>> begin Input material

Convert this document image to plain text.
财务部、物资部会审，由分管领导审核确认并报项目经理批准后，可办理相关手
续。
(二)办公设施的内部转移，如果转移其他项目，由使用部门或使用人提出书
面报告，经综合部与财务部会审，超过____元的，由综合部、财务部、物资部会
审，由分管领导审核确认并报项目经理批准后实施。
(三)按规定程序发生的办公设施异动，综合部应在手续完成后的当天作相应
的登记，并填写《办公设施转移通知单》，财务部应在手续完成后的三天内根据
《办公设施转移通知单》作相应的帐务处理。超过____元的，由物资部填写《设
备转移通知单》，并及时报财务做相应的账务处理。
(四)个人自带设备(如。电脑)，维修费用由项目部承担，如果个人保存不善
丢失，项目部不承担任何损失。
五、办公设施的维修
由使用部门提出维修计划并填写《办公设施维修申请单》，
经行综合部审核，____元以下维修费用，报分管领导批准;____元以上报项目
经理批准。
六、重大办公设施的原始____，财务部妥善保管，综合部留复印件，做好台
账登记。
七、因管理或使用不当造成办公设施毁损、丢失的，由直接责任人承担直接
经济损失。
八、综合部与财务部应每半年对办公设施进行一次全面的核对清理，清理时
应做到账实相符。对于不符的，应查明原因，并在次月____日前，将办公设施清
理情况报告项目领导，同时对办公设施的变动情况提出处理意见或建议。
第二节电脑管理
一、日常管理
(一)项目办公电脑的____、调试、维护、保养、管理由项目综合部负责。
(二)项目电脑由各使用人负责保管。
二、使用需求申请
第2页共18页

>> end Input material

» What this task involves
Restate all of the entries above precisely.

» Final result
Convert this document image to plain text.
财务部、物资部会审，由分管领导审核确认并报项目经理批准后，可办理相关手
续。
(二)办公设施的内部转移，如果转移其他项目，由使用部门或使用人提出书
面报告，经综合部与财务部会审，超过____元的，由综合部、财务部、物资部会
审，由分管领导审核确认并报项目经理批准后实施。
(三)按规定程序发生的办公设施异动，综合部应在手续完成后的当天作相应
的登记，并填写《办公设施转移通知单》，财务部应在手续完成后的三天内根据
《办公设施转移通知单》作相应的帐务处理。超过____元的，由物资部填写《设
备转移通知单》，并及时报财务做相应的账务处理。
(四)个人自带设备(如。电脑)，维修费用由项目部承担，如果个人保存不善
丢失，项目部不承担任何损失。
五、办公设施的维修
由使用部门提出维修计划并填写《办公设施维修申请单》，
经行综合部审核，____元以下维修费用，报分管领导批准;____元以上报项目
经理批准。
六、重大办公设施的原始____，财务部妥善保管，综合部留复印件，做好台
账登记。
七、因管理或使用不当造成办公设施毁损、丢失的，由直接责任人承担直接
经济损失。
八、综合部与财务部应每半年对办公设施进行一次全面的核对清理，清理时
应做到账实相符。对于不符的，应查明原因，并在次月____日前，将办公设施清
理情况报告项目领导，同时对办公设施的变动情况提出处理意见或建议。
第二节电脑管理
一、日常管理
(一)项目办公电脑的____、调试、维护、保养、管理由项目综合部负责。
(二)项目电脑由各使用人负责保管。
二、使用需求申请
第2页共18页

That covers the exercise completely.